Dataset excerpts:
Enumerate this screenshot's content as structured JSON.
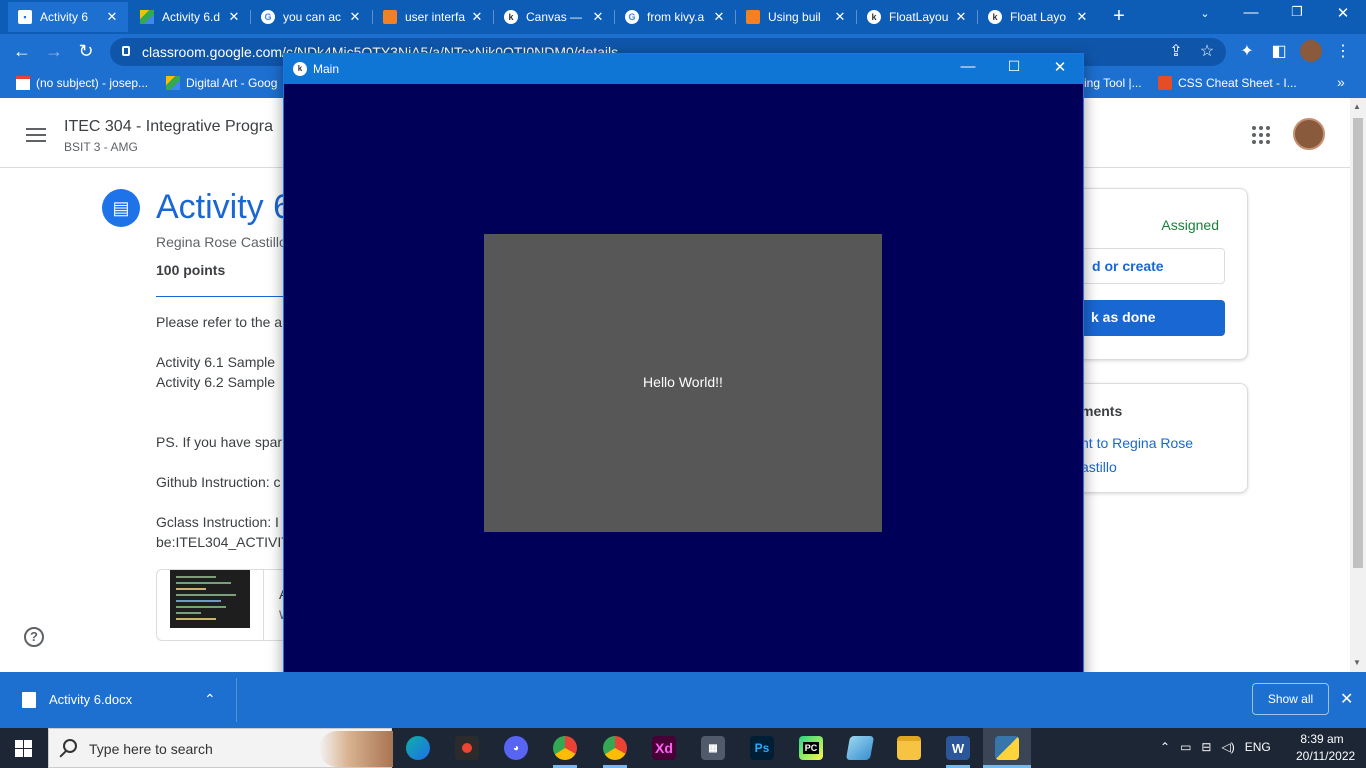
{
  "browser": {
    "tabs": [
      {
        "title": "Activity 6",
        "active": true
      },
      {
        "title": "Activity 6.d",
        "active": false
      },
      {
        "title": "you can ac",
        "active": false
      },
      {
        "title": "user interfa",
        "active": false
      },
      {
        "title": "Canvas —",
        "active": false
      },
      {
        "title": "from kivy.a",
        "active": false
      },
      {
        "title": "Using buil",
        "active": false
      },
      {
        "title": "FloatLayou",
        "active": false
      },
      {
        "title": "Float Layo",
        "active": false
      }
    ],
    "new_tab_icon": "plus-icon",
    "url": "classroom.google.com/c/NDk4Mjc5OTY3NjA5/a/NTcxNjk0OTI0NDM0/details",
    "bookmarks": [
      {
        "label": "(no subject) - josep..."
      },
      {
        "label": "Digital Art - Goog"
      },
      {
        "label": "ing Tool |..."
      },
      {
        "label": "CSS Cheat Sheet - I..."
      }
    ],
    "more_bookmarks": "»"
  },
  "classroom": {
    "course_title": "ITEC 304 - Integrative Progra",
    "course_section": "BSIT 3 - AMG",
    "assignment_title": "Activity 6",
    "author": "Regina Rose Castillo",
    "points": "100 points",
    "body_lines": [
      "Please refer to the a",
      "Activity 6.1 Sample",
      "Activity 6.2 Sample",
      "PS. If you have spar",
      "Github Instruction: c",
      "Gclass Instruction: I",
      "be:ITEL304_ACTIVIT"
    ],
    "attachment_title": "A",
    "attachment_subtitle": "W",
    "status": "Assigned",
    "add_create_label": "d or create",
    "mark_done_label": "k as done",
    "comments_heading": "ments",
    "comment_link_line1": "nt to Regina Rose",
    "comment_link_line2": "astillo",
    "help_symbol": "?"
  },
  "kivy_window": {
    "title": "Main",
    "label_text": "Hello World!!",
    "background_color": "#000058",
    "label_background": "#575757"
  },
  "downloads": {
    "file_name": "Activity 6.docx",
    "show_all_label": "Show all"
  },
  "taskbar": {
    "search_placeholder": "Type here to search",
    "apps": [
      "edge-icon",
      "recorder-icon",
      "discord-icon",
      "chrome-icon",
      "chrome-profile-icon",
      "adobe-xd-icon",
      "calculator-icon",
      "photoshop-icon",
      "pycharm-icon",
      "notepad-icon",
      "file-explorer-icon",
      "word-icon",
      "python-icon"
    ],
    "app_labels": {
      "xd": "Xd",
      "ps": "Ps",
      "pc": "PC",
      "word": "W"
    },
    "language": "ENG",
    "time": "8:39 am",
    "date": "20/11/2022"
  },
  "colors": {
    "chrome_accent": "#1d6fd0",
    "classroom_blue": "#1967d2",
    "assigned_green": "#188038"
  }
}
--
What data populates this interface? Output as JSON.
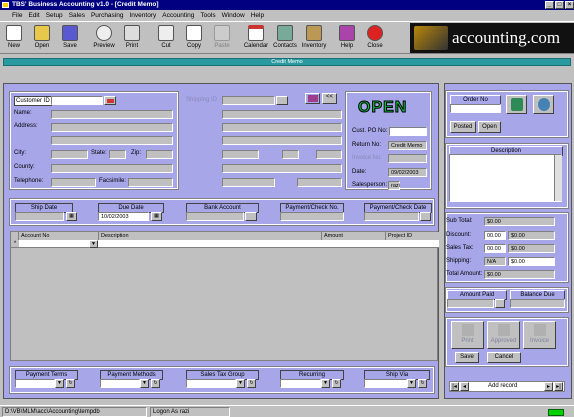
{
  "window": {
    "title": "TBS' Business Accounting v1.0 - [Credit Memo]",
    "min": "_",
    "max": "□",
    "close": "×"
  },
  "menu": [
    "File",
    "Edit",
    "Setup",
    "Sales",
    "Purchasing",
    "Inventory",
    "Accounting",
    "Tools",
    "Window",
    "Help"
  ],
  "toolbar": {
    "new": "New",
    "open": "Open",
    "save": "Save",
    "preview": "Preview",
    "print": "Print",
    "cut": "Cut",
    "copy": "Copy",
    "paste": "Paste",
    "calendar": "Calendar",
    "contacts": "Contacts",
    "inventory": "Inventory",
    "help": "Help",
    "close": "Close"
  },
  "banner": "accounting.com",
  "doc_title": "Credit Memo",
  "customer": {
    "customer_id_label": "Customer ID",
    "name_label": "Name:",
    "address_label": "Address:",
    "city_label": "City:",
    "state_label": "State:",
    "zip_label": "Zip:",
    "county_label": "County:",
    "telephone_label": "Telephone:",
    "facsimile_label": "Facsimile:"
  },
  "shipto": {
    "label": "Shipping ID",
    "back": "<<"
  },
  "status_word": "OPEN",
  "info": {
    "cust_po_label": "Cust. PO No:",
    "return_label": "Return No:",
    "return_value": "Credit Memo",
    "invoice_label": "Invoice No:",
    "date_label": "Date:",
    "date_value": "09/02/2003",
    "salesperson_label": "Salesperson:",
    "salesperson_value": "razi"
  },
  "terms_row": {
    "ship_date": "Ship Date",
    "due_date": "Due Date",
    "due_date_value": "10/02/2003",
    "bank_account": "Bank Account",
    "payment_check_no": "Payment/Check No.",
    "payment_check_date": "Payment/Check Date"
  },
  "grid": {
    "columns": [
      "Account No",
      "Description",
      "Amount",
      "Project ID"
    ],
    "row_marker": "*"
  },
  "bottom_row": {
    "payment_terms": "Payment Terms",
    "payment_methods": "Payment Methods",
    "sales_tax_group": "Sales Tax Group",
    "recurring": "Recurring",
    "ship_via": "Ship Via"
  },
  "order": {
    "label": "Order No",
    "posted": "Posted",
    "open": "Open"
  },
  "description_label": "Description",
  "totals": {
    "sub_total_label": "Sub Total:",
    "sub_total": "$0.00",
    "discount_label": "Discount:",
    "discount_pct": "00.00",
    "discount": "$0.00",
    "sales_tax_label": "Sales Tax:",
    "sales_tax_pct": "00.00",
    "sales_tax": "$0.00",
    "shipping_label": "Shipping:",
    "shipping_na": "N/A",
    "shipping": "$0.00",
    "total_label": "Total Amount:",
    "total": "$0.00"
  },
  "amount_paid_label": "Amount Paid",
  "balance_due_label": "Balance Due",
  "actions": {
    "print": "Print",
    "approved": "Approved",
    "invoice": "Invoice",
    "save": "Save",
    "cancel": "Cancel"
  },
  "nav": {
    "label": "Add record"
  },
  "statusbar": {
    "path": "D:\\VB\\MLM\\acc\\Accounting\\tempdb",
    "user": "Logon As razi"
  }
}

EXERCISE PROMPT: Display every line of the listing that contains the string "Invoice".

SOLUTION TO THIS TASK:
    "invoice_label": "Invoice No:",
    "invoice": "Invoice",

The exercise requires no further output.